── Exercise data
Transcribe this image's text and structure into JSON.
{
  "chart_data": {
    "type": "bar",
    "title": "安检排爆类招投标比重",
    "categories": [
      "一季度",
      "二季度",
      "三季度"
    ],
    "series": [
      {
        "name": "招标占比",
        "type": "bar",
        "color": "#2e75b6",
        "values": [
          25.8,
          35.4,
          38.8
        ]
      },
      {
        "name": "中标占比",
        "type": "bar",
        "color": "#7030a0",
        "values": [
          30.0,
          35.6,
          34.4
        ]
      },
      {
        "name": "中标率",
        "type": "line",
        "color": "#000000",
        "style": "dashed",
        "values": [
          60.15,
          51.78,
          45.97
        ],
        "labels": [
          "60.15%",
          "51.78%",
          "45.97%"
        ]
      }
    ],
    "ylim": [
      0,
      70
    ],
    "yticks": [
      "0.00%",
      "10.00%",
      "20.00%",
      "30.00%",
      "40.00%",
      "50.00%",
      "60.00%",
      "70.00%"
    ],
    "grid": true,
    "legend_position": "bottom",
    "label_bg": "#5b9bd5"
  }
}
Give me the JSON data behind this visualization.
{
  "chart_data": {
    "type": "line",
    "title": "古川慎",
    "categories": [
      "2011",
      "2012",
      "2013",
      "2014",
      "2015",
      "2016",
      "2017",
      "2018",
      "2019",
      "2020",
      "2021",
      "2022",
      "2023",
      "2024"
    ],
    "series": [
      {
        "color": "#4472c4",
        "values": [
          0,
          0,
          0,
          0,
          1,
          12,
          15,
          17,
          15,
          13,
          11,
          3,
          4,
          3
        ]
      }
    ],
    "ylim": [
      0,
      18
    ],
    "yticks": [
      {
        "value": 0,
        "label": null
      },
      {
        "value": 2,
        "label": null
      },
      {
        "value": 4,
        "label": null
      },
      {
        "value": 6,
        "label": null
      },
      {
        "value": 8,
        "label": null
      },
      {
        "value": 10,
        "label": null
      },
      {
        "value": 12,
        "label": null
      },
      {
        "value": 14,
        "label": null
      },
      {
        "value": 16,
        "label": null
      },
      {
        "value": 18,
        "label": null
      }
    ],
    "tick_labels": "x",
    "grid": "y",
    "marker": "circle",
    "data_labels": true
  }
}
────
• [What is needed] Give exactly the lines from the one with "Give me the" to the end of the entries, nothing before them.

• [Output of the exercise]
Give me the JSON data behind this visualization.
{
  "chart_data": {
    "type": "line",
    "title": "古川慎",
    "categories": [
      "2011",
      "2012",
      "2013",
      "2014",
      "2015",
      "2016",
      "2017",
      "2018",
      "2019",
      "2020",
      "2021",
      "2022",
      "2023",
      "2024"
    ],
    "series": [
      {
        "color": "#4472c4",
        "values": [
          0,
          0,
          0,
          0,
          1,
          12,
          15,
          17,
          15,
          13,
          11,
          3,
          4,
          3
        ]
      }
    ],
    "ylim": [
      0,
      18
    ],
    "yticks": [
      {
        "value": 0,
        "label": null
      },
      {
        "value": 2,
        "label": null
      },
      {
        "value": 4,
        "label": null
      },
      {
        "value": 6,
        "label": null
      },
      {
        "value": 8,
        "label": null
      },
      {
        "value": 10,
        "label": null
      },
      {
        "value": 12,
        "label": null
      },
      {
        "value": 14,
        "label": null
      },
      {
        "value": 16,
        "label": null
      },
      {
        "value": 18,
        "label": null
      }
    ],
    "tick_labels": "x",
    "grid": "y",
    "marker": "circle",
    "data_labels": true
  }
}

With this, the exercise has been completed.